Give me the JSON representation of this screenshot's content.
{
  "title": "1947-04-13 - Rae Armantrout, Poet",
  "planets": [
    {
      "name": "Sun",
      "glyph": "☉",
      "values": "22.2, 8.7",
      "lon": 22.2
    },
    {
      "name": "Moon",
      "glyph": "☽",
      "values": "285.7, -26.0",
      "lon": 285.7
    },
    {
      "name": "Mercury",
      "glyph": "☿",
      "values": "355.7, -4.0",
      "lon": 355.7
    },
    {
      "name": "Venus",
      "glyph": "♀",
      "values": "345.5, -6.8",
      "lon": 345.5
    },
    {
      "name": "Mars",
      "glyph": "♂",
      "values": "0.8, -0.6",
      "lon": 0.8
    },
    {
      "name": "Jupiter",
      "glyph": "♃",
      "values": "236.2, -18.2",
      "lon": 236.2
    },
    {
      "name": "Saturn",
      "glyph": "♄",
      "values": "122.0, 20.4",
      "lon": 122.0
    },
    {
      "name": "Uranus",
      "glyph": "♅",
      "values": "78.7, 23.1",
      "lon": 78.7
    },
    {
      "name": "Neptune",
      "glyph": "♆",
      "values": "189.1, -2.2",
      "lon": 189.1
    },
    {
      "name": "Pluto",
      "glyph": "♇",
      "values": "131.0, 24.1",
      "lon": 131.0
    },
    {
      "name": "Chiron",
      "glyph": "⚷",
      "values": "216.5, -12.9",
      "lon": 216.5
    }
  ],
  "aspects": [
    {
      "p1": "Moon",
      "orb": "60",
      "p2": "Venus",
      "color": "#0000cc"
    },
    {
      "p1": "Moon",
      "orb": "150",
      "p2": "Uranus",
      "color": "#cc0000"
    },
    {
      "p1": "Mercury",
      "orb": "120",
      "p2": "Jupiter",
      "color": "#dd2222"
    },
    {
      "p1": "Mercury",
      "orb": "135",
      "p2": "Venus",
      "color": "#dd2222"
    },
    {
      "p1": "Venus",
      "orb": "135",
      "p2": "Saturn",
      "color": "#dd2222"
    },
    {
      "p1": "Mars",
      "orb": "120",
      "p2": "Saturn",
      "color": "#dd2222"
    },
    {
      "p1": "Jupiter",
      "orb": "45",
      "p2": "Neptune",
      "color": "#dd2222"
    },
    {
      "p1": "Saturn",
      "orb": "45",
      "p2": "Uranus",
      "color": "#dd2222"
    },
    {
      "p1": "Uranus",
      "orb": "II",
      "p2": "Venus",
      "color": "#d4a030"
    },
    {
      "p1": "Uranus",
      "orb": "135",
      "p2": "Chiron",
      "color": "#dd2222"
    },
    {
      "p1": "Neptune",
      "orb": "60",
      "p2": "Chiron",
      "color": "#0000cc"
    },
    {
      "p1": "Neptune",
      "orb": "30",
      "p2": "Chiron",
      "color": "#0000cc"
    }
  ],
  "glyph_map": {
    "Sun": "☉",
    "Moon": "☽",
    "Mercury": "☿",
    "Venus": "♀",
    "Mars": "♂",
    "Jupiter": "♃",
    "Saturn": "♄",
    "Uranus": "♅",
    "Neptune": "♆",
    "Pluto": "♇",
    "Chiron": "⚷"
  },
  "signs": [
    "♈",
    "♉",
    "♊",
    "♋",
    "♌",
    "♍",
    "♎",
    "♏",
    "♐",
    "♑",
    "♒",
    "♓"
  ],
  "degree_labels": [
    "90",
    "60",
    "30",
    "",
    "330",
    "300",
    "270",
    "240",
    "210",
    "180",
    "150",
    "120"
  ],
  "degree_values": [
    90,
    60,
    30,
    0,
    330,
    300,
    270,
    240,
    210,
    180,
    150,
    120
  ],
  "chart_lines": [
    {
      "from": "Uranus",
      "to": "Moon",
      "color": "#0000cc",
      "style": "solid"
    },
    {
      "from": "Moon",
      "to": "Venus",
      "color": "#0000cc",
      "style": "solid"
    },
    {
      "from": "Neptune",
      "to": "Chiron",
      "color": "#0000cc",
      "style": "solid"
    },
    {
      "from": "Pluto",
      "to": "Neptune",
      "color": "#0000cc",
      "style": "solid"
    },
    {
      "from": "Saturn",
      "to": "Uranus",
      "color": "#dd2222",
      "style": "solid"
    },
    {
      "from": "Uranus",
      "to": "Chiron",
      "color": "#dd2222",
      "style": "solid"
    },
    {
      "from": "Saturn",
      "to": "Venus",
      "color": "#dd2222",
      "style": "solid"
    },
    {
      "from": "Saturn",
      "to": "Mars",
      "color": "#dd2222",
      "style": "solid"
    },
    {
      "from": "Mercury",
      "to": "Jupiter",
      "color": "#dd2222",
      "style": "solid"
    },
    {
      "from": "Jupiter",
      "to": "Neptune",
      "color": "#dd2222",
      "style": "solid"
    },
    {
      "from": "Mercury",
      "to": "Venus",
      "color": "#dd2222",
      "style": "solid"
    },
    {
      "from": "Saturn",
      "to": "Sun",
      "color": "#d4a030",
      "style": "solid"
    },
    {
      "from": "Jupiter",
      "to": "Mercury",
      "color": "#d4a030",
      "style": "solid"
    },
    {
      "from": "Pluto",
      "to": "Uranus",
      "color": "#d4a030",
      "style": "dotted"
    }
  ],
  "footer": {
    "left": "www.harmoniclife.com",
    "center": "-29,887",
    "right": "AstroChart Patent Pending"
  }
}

# What to do
Reproduce the records word for word.

# Correct answer
Give me the JSON representation of this screenshot's content.
{
  "title": "1947-04-13 - Rae Armantrout, Poet",
  "planets": [
    {
      "name": "Sun",
      "glyph": "☉",
      "values": "22.2, 8.7",
      "lon": 22.2
    },
    {
      "name": "Moon",
      "glyph": "☽",
      "values": "285.7, -26.0",
      "lon": 285.7
    },
    {
      "name": "Mercury",
      "glyph": "☿",
      "values": "355.7, -4.0",
      "lon": 355.7
    },
    {
      "name": "Venus",
      "glyph": "♀",
      "values": "345.5, -6.8",
      "lon": 345.5
    },
    {
      "name": "Mars",
      "glyph": "♂",
      "values": "0.8, -0.6",
      "lon": 0.8
    },
    {
      "name": "Jupiter",
      "glyph": "♃",
      "values": "236.2, -18.2",
      "lon": 236.2
    },
    {
      "name": "Saturn",
      "glyph": "♄",
      "values": "122.0, 20.4",
      "lon": 122.0
    },
    {
      "name": "Uranus",
      "glyph": "♅",
      "values": "78.7, 23.1",
      "lon": 78.7
    },
    {
      "name": "Neptune",
      "glyph": "♆",
      "values": "189.1, -2.2",
      "lon": 189.1
    },
    {
      "name": "Pluto",
      "glyph": "♇",
      "values": "131.0, 24.1",
      "lon": 131.0
    },
    {
      "name": "Chiron",
      "glyph": "⚷",
      "values": "216.5, -12.9",
      "lon": 216.5
    }
  ],
  "aspects": [
    {
      "p1": "Moon",
      "orb": "60",
      "p2": "Venus",
      "color": "#0000cc"
    },
    {
      "p1": "Moon",
      "orb": "150",
      "p2": "Uranus",
      "color": "#cc0000"
    },
    {
      "p1": "Mercury",
      "orb": "120",
      "p2": "Jupiter",
      "color": "#dd2222"
    },
    {
      "p1": "Mercury",
      "orb": "135",
      "p2": "Venus",
      "color": "#dd2222"
    },
    {
      "p1": "Venus",
      "orb": "135",
      "p2": "Saturn",
      "color": "#dd2222"
    },
    {
      "p1": "Mars",
      "orb": "120",
      "p2": "Saturn",
      "color": "#dd2222"
    },
    {
      "p1": "Jupiter",
      "orb": "45",
      "p2": "Neptune",
      "color": "#dd2222"
    },
    {
      "p1": "Saturn",
      "orb": "45",
      "p2": "Uranus",
      "color": "#dd2222"
    },
    {
      "p1": "Uranus",
      "orb": "II",
      "p2": "Venus",
      "color": "#d4a030"
    },
    {
      "p1": "Uranus",
      "orb": "135",
      "p2": "Chiron",
      "color": "#dd2222"
    },
    {
      "p1": "Neptune",
      "orb": "60",
      "p2": "Chiron",
      "color": "#0000cc"
    },
    {
      "p1": "Neptune",
      "orb": "30",
      "p2": "Chiron",
      "color": "#0000cc"
    }
  ],
  "glyph_map": {
    "Sun": "☉",
    "Moon": "☽",
    "Mercury": "☿",
    "Venus": "♀",
    "Mars": "♂",
    "Jupiter": "♃",
    "Saturn": "♄",
    "Uranus": "♅",
    "Neptune": "♆",
    "Pluto": "♇",
    "Chiron": "⚷"
  },
  "signs": [
    "♈",
    "♉",
    "♊",
    "♋",
    "♌",
    "♍",
    "♎",
    "♏",
    "♐",
    "♑",
    "♒",
    "♓"
  ],
  "degree_labels": [
    "90",
    "60",
    "30",
    "",
    "330",
    "300",
    "270",
    "240",
    "210",
    "180",
    "150",
    "120"
  ],
  "degree_values": [
    90,
    60,
    30,
    0,
    330,
    300,
    270,
    240,
    210,
    180,
    150,
    120
  ],
  "chart_lines": [
    {
      "from": "Uranus",
      "to": "Moon",
      "color": "#0000cc",
      "style": "solid"
    },
    {
      "from": "Moon",
      "to": "Venus",
      "color": "#0000cc",
      "style": "solid"
    },
    {
      "from": "Neptune",
      "to": "Chiron",
      "color": "#0000cc",
      "style": "solid"
    },
    {
      "from": "Pluto",
      "to": "Neptune",
      "color": "#0000cc",
      "style": "solid"
    },
    {
      "from": "Saturn",
      "to": "Uranus",
      "color": "#dd2222",
      "style": "solid"
    },
    {
      "from": "Uranus",
      "to": "Chiron",
      "color": "#dd2222",
      "style": "solid"
    },
    {
      "from": "Saturn",
      "to": "Venus",
      "color": "#dd2222",
      "style": "solid"
    },
    {
      "from": "Saturn",
      "to": "Mars",
      "color": "#dd2222",
      "style": "solid"
    },
    {
      "from": "Mercury",
      "to": "Jupiter",
      "color": "#dd2222",
      "style": "solid"
    },
    {
      "from": "Jupiter",
      "to": "Neptune",
      "color": "#dd2222",
      "style": "solid"
    },
    {
      "from": "Mercury",
      "to": "Venus",
      "color": "#dd2222",
      "style": "solid"
    },
    {
      "from": "Saturn",
      "to": "Sun",
      "color": "#d4a030",
      "style": "solid"
    },
    {
      "from": "Jupiter",
      "to": "Mercury",
      "color": "#d4a030",
      "style": "solid"
    },
    {
      "from": "Pluto",
      "to": "Uranus",
      "color": "#d4a030",
      "style": "dotted"
    }
  ],
  "footer": {
    "left": "www.harmoniclife.com",
    "center": "-29,887",
    "right": "AstroChart Patent Pending"
  }
}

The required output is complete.